[START EXCERPTED PASSAGE]
Initial article ready

2017-10-11 14:39:31 -07:00 · 2017-10-11 14:39:31 -07:00 · ff1283df19
commit ff1283df19
parent 27733001ac
1 changed files with 98 additions and 0 deletions
--- a/blog/2017/10/10/seccomp-and-you/index.markdown
+++ b/blog/2017/10/10/seccomp-and-you/index.markdown
@ -0,0 +1,98 @@
+---
+tags: ~
+title: Seccomp and you
+---
+
+So one of the big goals for App::EvalServerAdvanced is to make creating and maintaining a
+sandbox for arbitrary code easier.  The biggest way it does this is via Seccomp-bpf
+(heretofore refered to as seccomp).
+
+    seccomp-bpf is an extension to seccomp[8] that allows filtering of system calls using
+    a configurable policy implemented using Berkeley Packet Filter rules. It is used by
+    OpenSSH and vsftpd as well as the Google Chrome/Chromium web browsers on Chrome OS and
+    Linux. (In this regard seccomp-bpf achieves similar functionality to the older
+    systrace—which seems to be no longer supported for Linux).
+    -- https://en.wikipedia.org/wiki/Seccomp
+
+Right now this is all handled in App::EvalServerAdvanced::Seccomp, with a large set of
+predefined rules, organized into 'profiles'.  Each profile is intended to represent a
+single kind of action that a program could do, such as open a file for reading, open a
+file for writing, etc.
+
+I've created a few profiles to start with
+
+  - stdio
+    Allow reading from STDIN, and writing to STDOUT/STDERR.
+
+  - file_open
+    Allows calling some file related system calls, such as: open, openat, close, select,
+read (on any descriptor), pread64, lseek, fstat, lstat, stat, fcntl, and ioctl with flags to detect if it's a
+tty.  The flags that are allowed to go to a opening a file are defined in the "open_modes"
[END EXCERPTED PASSAGE]
[START TASK DATA]
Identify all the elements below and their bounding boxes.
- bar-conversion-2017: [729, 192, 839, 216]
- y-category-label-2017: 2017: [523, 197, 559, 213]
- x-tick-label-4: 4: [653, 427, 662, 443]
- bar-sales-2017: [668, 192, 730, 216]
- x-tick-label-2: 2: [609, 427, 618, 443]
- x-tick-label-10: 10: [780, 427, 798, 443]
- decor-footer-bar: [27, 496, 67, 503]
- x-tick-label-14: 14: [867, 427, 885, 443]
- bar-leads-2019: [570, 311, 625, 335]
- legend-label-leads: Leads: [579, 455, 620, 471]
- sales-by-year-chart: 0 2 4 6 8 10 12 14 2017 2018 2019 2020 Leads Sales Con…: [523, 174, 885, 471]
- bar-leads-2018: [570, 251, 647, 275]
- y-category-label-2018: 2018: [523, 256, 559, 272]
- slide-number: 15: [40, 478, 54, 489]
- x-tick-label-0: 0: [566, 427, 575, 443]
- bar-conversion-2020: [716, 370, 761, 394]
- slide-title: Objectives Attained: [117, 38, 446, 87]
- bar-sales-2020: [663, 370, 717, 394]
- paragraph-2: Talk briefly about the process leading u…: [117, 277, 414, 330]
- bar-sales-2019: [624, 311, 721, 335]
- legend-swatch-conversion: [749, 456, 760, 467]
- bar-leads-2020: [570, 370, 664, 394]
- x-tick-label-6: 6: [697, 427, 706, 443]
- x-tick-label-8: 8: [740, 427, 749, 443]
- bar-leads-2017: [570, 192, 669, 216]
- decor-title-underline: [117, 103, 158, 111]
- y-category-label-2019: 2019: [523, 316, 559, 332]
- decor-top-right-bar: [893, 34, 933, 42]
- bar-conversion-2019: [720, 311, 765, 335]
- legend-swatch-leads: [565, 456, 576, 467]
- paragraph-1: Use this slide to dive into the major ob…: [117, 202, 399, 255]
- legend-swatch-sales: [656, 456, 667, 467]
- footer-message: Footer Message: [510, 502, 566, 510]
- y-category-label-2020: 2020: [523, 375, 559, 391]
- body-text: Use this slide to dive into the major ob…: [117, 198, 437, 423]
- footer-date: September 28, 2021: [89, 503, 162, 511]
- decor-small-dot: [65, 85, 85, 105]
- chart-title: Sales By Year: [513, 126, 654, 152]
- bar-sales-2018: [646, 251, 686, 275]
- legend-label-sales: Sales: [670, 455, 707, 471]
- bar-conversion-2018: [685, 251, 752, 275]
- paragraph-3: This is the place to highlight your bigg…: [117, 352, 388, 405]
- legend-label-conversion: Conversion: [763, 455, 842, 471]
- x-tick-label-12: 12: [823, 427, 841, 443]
[END TASK DATA]
[DIRECTIONS]:
A: Copy the records word for word, starting at their first line and ending at the line that contains "- bar-sales-2017: [668, 192, 730, 216]".
B: Pick up the seccomp article where it stops and keep writing it.
The records have nothing to do with the text.

[OUTPUTS]:
A:
Identify all the elements below and their bounding boxes.
- bar-conversion-2017: [729, 192, 839, 216]
- y-category-label-2017: 2017: [523, 197, 559, 213]
- x-tick-label-4: 4: [653, 427, 662, 443]
- bar-sales-2017: [668, 192, 730, 216]

B:
+rules that will be covered later
+
+  - file_opendir
+    Allows opening a directory to get a list of files, and also includes the file_open
+profile to allow interacting with the handle.  Essentially allows the behavior of /bin/ls
+or similar programs
+
+  - file_tty
+    Adds O_NOCTTY to the allowed flags passed to open() and similar calls
+
+  - file_readonly
+    Adds O_NONBLOCK, O_EXCL, O_RDONLY, O_NOFOLLOW, O_CLOEXEC to be passed to open() and
+similar calls
+
+  - file_write
+    Adds O_CREAT, O_WRONLY, O_TRUNC, O_RDWR to be passed to open() and similar calls.
+    Also allows the use of write, pwrite64, mkdir, and chmod syscalls.
+
+  - time_calls
+    Allows calling nanosleep, clock_gettime, and clock_getres syscalls.  For perl this
+means allowing time(), and similar calls, and sleep() along with Time::HiRes.
+
+  - ruby_timer_thread
+    This one is a special ruby specific profile.  It allows ruby to create a thread that
+it uses internally, and only allows that thread creation with a specific set of flags,
+CLONE_VM|CLONE_FS|CLONE_FILES|CLONE_SIGHAND|CLONE_THREAD|CLONE_SYSVSEM|CLONE_SETTLS|CLONE_PARENT_SETTID|CLONE_CHILD_CLEARTID
+This prevents it from doing arbitrary fork() calls, while still allowing the interpreter
+to run.  It also allows for pipe2 to be called to create communication between the two
+threads.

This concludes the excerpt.